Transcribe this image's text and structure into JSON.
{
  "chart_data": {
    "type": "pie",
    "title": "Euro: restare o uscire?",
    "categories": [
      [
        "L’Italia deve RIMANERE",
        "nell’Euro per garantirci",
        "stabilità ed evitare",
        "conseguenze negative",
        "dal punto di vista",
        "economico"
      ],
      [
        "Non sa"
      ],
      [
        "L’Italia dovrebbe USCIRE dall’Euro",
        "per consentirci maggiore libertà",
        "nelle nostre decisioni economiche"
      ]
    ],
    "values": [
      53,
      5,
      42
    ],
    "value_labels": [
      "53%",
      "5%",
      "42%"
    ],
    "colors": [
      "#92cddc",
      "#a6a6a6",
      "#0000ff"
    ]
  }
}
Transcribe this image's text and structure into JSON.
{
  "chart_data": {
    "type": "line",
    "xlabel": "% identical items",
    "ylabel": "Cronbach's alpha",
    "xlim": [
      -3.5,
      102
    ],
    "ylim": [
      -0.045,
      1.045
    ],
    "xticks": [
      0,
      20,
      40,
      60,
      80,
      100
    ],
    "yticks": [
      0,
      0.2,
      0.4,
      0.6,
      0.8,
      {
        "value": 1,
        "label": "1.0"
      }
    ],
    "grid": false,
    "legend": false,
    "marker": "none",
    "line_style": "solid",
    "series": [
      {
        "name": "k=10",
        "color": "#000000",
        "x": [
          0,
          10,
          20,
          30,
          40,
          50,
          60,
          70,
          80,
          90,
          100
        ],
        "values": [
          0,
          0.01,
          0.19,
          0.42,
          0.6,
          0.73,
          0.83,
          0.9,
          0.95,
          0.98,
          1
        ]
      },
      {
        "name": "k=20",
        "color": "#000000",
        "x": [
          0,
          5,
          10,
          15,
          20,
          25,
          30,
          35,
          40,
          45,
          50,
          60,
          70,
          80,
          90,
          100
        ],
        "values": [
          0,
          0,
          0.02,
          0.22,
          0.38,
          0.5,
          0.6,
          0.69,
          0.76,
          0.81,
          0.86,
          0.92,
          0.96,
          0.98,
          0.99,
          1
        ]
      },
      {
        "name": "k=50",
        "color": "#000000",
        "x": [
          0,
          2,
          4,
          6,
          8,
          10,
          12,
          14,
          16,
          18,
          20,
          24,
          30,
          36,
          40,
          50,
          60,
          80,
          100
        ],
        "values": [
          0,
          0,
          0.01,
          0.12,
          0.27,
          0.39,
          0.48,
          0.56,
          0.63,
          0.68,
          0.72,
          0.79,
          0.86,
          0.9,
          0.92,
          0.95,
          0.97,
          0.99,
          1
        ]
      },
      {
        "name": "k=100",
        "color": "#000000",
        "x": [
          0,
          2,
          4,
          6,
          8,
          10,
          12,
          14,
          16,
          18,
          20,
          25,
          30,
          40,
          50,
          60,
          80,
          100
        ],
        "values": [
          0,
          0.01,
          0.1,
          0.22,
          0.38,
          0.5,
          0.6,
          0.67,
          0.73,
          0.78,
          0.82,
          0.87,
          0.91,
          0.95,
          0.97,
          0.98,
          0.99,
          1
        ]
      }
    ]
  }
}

### REQUEST
Extract each line holding the string "Italia".

### ANSWER TO THIS EXERCISE
        "L’Italia deve RIMANERE",
        "L’Italia dovrebbe USCIRE dall’Euro",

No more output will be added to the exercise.